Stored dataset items
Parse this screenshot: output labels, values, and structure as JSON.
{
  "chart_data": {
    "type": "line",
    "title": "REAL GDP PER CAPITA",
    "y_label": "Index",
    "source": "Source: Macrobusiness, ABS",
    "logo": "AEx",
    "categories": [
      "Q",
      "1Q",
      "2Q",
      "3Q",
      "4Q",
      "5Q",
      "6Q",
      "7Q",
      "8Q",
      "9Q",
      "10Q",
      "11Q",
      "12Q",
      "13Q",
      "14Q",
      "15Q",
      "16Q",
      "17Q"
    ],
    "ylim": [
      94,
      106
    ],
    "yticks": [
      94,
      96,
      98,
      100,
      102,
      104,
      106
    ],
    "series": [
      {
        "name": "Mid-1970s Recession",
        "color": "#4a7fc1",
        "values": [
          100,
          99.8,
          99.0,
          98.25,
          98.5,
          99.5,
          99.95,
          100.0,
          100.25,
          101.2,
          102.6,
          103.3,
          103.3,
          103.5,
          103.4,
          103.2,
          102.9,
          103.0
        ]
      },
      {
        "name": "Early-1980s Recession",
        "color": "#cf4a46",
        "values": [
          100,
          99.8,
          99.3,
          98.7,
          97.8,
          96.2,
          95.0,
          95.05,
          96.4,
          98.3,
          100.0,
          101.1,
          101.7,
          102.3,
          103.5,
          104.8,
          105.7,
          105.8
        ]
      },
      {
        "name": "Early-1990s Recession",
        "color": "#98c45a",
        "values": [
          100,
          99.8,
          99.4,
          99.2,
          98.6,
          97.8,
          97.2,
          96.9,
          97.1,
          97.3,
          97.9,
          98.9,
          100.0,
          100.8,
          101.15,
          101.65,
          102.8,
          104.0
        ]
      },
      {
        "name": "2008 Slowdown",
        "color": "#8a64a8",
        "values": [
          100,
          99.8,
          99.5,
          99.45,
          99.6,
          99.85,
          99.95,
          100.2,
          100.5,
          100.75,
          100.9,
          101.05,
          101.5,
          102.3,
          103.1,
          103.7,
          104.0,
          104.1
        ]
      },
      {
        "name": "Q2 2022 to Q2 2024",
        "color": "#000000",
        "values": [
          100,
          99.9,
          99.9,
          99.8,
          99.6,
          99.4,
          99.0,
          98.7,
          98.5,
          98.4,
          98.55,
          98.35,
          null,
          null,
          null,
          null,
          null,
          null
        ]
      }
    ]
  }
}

**Problem to solve:** Scan the entries above. Copy each line that has the string "name".

**Result for this exercise:**
        "name": "Mid-1970s Recession",
        "name": "Early-1980s Recession",
        "name": "Early-1990s Recession",
        "name": "2008 Slowdown",
        "name": "Q2 2022 to Q2 2024",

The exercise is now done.